>> start RECORDS FOR THIS TASK
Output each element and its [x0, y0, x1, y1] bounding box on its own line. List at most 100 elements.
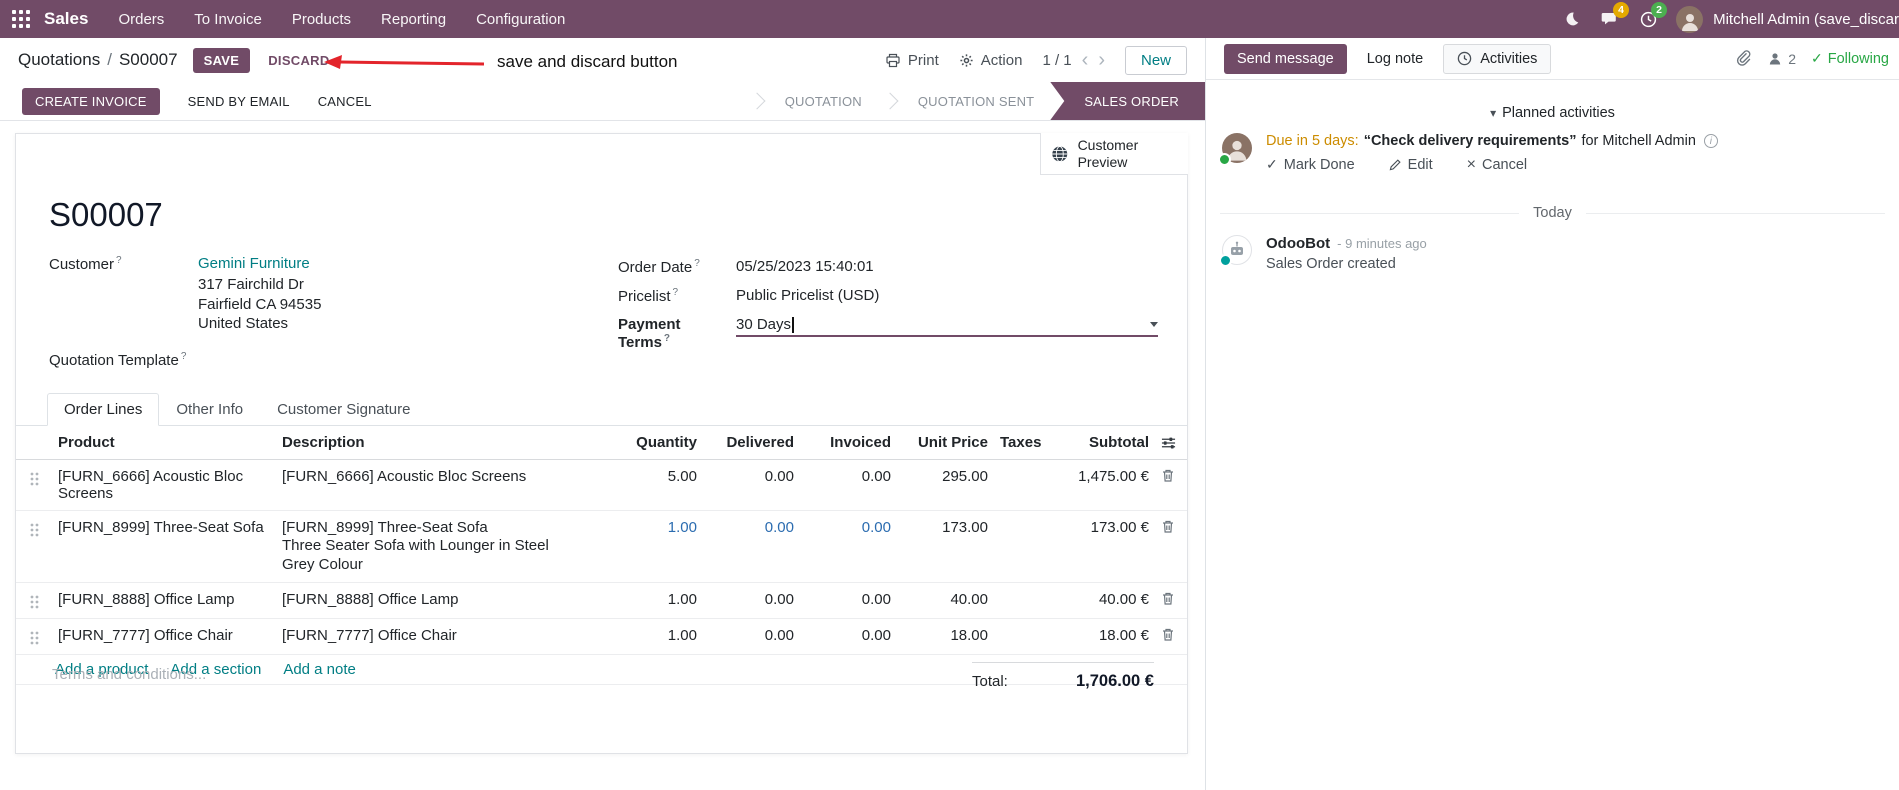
>> end RECORDS FOR THIS TASK
>> start RECORDS FOR THIS TASK
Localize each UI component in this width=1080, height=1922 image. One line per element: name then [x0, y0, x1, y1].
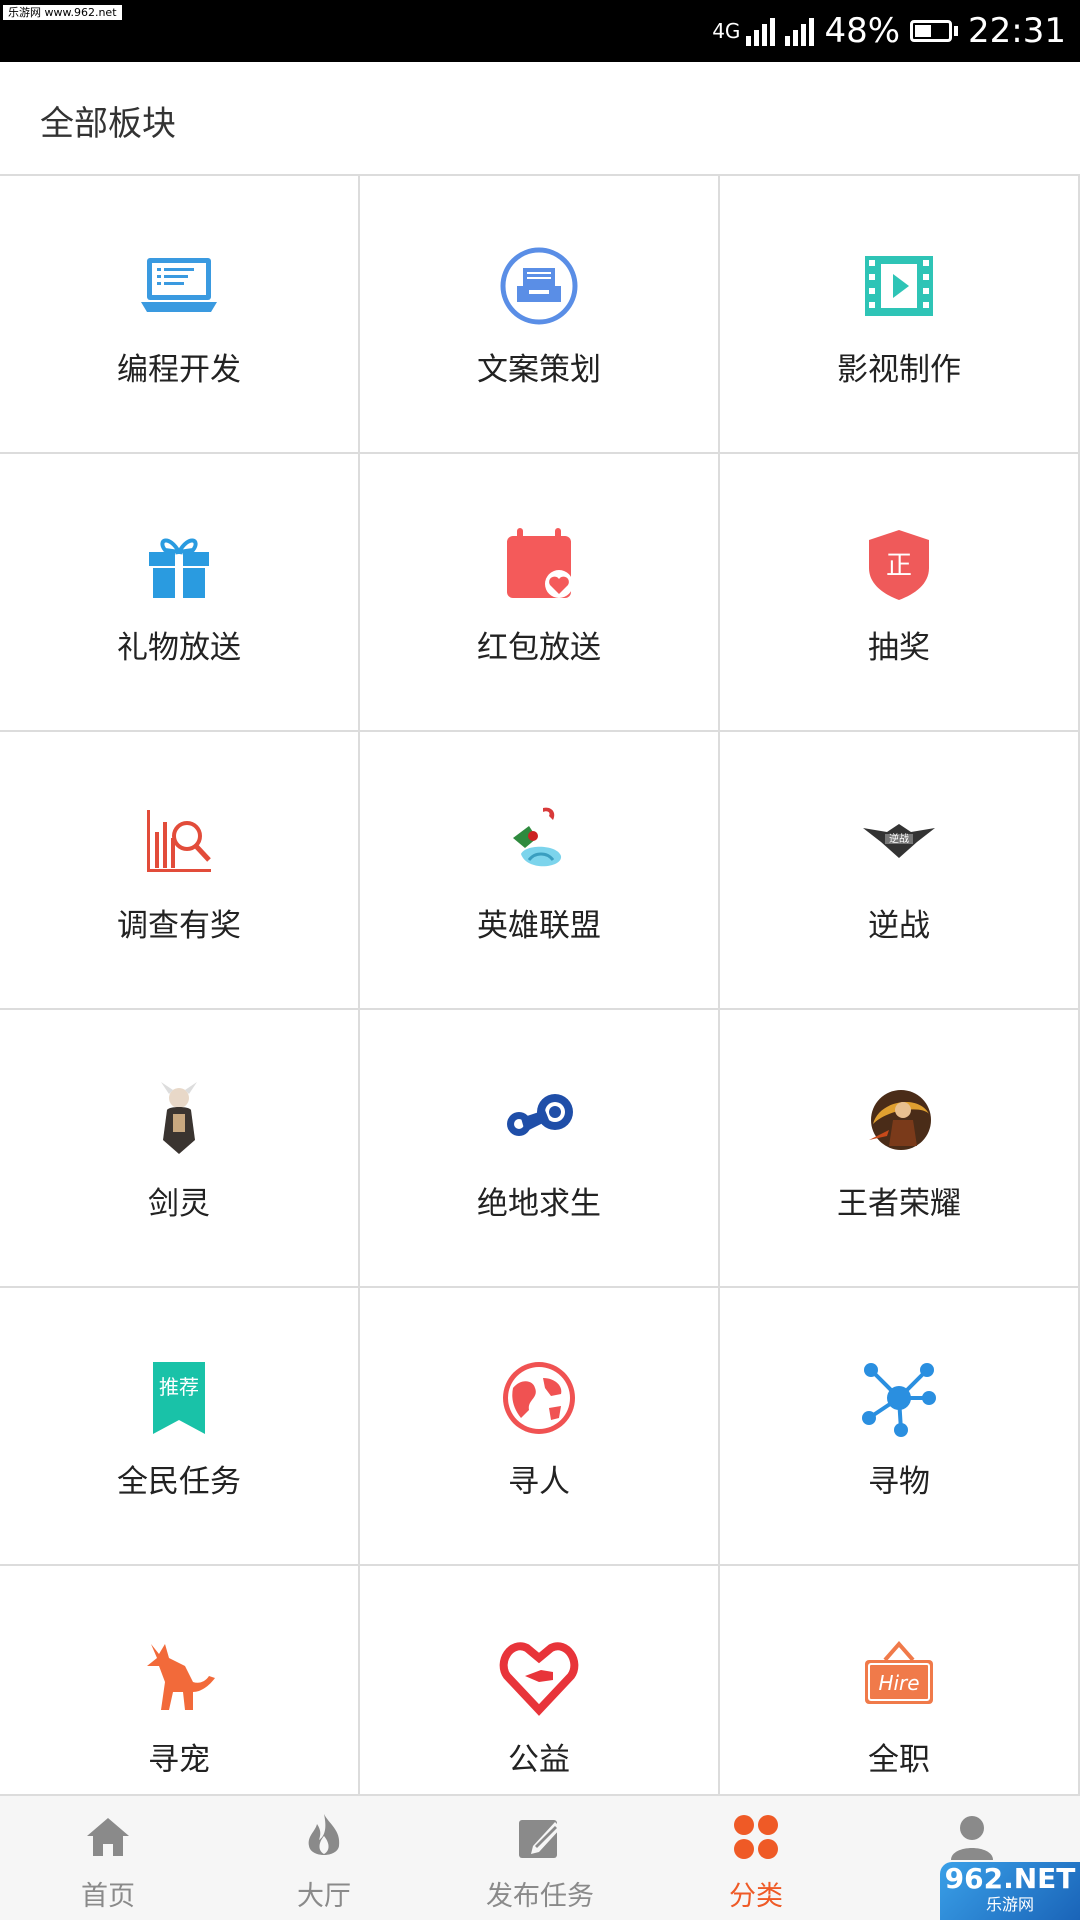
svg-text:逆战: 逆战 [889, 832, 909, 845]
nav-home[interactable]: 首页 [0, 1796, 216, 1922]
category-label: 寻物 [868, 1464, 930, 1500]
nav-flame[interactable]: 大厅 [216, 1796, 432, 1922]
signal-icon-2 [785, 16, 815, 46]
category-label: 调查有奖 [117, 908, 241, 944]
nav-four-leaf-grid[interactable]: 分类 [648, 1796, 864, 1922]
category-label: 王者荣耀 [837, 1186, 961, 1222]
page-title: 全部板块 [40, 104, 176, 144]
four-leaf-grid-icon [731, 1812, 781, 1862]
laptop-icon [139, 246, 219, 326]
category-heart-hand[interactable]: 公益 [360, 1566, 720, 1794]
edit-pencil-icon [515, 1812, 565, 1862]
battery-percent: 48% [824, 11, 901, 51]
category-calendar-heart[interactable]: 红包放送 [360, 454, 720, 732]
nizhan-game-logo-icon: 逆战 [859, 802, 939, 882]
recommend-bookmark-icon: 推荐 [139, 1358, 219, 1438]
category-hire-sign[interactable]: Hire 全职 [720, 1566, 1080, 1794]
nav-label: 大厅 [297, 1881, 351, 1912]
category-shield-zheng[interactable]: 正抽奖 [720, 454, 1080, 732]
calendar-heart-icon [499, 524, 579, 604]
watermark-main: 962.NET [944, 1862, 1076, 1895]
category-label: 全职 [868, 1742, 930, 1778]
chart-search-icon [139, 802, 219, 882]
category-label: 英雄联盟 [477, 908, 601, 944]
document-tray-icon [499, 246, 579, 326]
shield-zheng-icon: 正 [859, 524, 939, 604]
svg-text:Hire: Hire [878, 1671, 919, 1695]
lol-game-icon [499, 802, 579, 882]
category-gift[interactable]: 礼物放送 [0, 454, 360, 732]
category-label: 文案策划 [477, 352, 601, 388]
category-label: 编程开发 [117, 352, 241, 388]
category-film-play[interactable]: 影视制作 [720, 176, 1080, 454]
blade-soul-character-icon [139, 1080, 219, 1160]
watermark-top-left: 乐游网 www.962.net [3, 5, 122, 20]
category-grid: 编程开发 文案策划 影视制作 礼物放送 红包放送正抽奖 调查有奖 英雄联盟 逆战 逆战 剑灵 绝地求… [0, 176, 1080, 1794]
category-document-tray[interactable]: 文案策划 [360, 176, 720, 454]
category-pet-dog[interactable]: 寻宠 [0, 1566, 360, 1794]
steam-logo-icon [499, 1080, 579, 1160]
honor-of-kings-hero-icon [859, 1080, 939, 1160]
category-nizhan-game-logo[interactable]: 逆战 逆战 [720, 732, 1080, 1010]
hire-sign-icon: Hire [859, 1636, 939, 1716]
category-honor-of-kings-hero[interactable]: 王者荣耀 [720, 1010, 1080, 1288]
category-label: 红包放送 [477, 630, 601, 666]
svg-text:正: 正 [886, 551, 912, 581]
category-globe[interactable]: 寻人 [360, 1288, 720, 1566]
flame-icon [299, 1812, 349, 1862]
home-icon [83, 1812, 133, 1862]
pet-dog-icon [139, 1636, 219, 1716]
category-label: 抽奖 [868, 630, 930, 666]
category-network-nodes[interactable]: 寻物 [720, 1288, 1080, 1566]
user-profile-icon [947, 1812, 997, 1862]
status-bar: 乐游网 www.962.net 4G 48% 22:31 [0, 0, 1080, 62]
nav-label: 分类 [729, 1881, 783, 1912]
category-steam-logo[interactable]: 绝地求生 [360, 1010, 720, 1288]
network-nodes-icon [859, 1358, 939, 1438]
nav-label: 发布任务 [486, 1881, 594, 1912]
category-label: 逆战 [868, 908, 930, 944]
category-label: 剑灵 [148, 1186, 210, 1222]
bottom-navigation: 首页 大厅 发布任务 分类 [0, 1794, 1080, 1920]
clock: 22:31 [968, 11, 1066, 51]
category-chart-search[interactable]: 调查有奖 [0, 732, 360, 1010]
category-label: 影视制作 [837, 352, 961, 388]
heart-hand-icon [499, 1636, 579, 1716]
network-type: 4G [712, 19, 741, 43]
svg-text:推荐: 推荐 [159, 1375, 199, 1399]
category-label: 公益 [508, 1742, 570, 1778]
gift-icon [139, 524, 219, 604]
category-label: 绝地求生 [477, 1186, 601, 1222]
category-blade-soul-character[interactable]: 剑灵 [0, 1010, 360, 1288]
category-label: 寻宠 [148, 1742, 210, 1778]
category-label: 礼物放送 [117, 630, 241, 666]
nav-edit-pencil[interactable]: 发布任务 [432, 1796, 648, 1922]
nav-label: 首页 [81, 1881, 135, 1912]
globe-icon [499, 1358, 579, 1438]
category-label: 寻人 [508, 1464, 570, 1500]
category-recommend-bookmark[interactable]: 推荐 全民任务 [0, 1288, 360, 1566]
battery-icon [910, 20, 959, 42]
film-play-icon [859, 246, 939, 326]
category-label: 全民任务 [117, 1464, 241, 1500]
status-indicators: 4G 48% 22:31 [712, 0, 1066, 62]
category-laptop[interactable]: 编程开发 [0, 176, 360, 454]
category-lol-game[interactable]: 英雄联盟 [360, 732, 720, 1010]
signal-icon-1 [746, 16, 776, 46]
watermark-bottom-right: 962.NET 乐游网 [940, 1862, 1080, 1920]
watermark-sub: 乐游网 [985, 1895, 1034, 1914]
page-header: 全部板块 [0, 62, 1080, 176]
>> end RECORDS FOR THIS TASK
§ **WRITTEN EXERCISE**:
Reproduce the lines of the material from the line that contains "Localize each UI" through the line that contains "category-label: 寻物 [868, 1464, 930, 1500]", including both of these lines, and leave out the pictures.

§ **ANSWER**:
Localize each UI component in this width=1080, height=1922 image. One line per element: name then [x0, y0, x1, y1].
svg-text:逆战: 逆战 [889, 832, 909, 845]
nav-home[interactable]: 首页 [0, 1796, 216, 1922]
category-label: 寻物 [868, 1464, 930, 1500]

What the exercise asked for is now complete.